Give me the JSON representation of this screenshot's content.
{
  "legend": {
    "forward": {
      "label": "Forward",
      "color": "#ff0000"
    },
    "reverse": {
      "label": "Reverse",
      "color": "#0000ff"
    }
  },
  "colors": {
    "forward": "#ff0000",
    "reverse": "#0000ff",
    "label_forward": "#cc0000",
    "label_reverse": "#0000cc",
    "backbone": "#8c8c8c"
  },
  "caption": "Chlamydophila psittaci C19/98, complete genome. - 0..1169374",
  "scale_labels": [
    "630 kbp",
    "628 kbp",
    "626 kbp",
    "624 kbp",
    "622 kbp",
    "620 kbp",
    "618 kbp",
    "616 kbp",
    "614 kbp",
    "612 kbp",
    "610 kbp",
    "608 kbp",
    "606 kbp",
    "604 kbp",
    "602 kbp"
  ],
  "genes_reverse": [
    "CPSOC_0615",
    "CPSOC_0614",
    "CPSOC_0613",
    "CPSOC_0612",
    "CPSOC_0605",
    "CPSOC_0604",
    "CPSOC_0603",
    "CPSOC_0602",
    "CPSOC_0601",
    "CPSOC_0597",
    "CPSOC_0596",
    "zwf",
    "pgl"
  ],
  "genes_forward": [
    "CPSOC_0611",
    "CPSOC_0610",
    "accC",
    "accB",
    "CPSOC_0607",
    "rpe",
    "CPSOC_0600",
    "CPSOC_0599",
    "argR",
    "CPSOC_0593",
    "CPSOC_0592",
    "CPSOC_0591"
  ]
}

======

Your assignment: Set down the records above once more, exactly as given.

Response to this exercise:
Give me the JSON representation of this screenshot's content.
{
  "legend": {
    "forward": {
      "label": "Forward",
      "color": "#ff0000"
    },
    "reverse": {
      "label": "Reverse",
      "color": "#0000ff"
    }
  },
  "colors": {
    "forward": "#ff0000",
    "reverse": "#0000ff",
    "label_forward": "#cc0000",
    "label_reverse": "#0000cc",
    "backbone": "#8c8c8c"
  },
  "caption": "Chlamydophila psittaci C19/98, complete genome. - 0..1169374",
  "scale_labels": [
    "630 kbp",
    "628 kbp",
    "626 kbp",
    "624 kbp",
    "622 kbp",
    "620 kbp",
    "618 kbp",
    "616 kbp",
    "614 kbp",
    "612 kbp",
    "610 kbp",
    "608 kbp",
    "606 kbp",
    "604 kbp",
    "602 kbp"
  ],
  "genes_reverse": [
    "CPSOC_0615",
    "CPSOC_0614",
    "CPSOC_0613",
    "CPSOC_0612",
    "CPSOC_0605",
    "CPSOC_0604",
    "CPSOC_0603",
    "CPSOC_0602",
    "CPSOC_0601",
    "CPSOC_0597",
    "CPSOC_0596",
    "zwf",
    "pgl"
  ],
  "genes_forward": [
    "CPSOC_0611",
    "CPSOC_0610",
    "accC",
    "accB",
    "CPSOC_0607",
    "rpe",
    "CPSOC_0600",
    "CPSOC_0599",
    "argR",
    "CPSOC_0593",
    "CPSOC_0592",
    "CPSOC_0591"
  ]
}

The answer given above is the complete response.